Exercise brief: The exercise asks for every line of the data to be reproduced exactly.

Records provided:
-*-*-

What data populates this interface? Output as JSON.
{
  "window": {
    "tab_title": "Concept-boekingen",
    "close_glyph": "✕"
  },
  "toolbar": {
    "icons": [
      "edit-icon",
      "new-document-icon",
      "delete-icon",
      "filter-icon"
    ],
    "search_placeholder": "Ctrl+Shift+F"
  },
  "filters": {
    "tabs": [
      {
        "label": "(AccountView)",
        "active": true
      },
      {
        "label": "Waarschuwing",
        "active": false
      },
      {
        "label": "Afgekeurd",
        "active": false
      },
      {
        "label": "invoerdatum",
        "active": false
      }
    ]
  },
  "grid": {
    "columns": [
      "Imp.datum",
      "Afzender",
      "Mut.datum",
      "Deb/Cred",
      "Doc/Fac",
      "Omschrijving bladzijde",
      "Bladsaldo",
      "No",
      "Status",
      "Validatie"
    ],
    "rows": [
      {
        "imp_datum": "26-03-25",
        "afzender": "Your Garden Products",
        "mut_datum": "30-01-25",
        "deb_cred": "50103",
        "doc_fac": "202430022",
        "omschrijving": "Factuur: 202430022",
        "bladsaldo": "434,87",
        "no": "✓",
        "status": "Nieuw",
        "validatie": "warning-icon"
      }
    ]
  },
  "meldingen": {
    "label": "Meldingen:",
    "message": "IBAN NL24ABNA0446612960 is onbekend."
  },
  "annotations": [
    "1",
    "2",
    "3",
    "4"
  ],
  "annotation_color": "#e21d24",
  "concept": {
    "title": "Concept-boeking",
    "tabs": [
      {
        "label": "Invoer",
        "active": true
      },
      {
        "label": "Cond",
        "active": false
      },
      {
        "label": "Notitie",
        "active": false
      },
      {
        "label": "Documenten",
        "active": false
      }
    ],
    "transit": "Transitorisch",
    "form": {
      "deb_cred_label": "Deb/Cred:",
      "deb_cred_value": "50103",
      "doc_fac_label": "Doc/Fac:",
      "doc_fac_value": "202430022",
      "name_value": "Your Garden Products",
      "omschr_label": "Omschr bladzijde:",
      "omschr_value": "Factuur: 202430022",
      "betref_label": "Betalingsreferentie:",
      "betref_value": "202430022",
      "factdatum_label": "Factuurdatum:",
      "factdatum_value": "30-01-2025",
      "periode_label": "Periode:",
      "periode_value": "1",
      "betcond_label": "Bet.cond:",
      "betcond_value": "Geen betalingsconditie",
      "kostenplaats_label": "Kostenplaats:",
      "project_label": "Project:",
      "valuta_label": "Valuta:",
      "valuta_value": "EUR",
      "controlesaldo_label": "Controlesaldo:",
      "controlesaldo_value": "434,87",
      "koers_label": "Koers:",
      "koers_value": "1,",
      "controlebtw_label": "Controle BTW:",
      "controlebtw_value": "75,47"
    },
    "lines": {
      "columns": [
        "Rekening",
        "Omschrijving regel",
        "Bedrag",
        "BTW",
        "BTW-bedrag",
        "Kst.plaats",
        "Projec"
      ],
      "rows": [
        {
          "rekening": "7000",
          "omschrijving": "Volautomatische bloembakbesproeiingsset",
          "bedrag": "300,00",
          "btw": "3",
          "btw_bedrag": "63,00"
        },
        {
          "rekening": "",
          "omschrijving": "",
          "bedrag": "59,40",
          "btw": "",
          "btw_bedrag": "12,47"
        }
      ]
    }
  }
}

-*-*-

Response below:
What data populates this interface? Output as JSON.
{
  "window": {
    "tab_title": "Concept-boekingen",
    "close_glyph": "✕"
  },
  "toolbar": {
    "icons": [
      "edit-icon",
      "new-document-icon",
      "delete-icon",
      "filter-icon"
    ],
    "search_placeholder": "Ctrl+Shift+F"
  },
  "filters": {
    "tabs": [
      {
        "label": "(AccountView)",
        "active": true
      },
      {
        "label": "Waarschuwing",
        "active": false
      },
      {
        "label": "Afgekeurd",
        "active": false
      },
      {
        "label": "invoerdatum",
        "active": false
      }
    ]
  },
  "grid": {
    "columns": [
      "Imp.datum",
      "Afzender",
      "Mut.datum",
      "Deb/Cred",
      "Doc/Fac",
      "Omschrijving bladzijde",
      "Bladsaldo",
      "No",
      "Status",
      "Validatie"
    ],
    "rows": [
      {
        "imp_datum": "26-03-25",
        "afzender": "Your Garden Products",
        "mut_datum": "30-01-25",
        "deb_cred": "50103",
        "doc_fac": "202430022",
        "omschrijving": "Factuur: 202430022",
        "bladsaldo": "434,87",
        "no": "✓",
        "status": "Nieuw",
        "validatie": "warning-icon"
      }
    ]
  },
  "meldingen": {
    "label": "Meldingen:",
    "message": "IBAN NL24ABNA0446612960 is onbekend."
  },
  "annotations": [
    "1",
    "2",
    "3",
    "4"
  ],
  "annotation_color": "#e21d24",
  "concept": {
    "title": "Concept-boeking",
    "tabs": [
      {
        "label": "Invoer",
        "active": true
      },
      {
        "label": "Cond",
        "active": false
      },
      {
        "label": "Notitie",
        "active": false
      },
      {
        "label": "Documenten",
        "active": false
      }
    ],
    "transit": "Transitorisch",
    "form": {
      "deb_cred_label": "Deb/Cred:",
      "deb_cred_value": "50103",
      "doc_fac_label": "Doc/Fac:",
      "doc_fac_value": "202430022",
      "name_value": "Your Garden Products",
      "omschr_label": "Omschr bladzijde:",
      "omschr_value": "Factuur: 202430022",
      "betref_label": "Betalingsreferentie:",
      "betref_value": "202430022",
      "factdatum_label": "Factuurdatum:",
      "factdatum_value": "30-01-2025",
      "periode_label": "Periode:",
      "periode_value": "1",
      "betcond_label": "Bet.cond:",
      "betcond_value": "Geen betalingsconditie",
      "kostenplaats_label": "Kostenplaats:",
      "project_label": "Project:",
      "valuta_label": "Valuta:",
      "valuta_value": "EUR",
      "controlesaldo_label": "Controlesaldo:",
      "controlesaldo_value": "434,87",
      "koers_label": "Koers:",
      "koers_value": "1,",
      "controlebtw_label": "Controle BTW:",
      "controlebtw_value": "75,47"
    },
    "lines": {
      "columns": [
        "Rekening",
        "Omschrijving regel",
        "Bedrag",
        "BTW",
        "BTW-bedrag",
        "Kst.plaats",
        "Projec"
      ],
      "rows": [
        {
          "rekening": "7000",
          "omschrijving": "Volautomatische bloembakbesproeiingsset",
          "bedrag": "300,00",
          "btw": "3",
          "btw_bedrag": "63,00"
        },
        {
          "rekening": "",
          "omschrijving": "",
          "bedrag": "59,40",
          "btw": "",
          "btw_bedrag": "12,47"
        }
      ]
    }
  }
}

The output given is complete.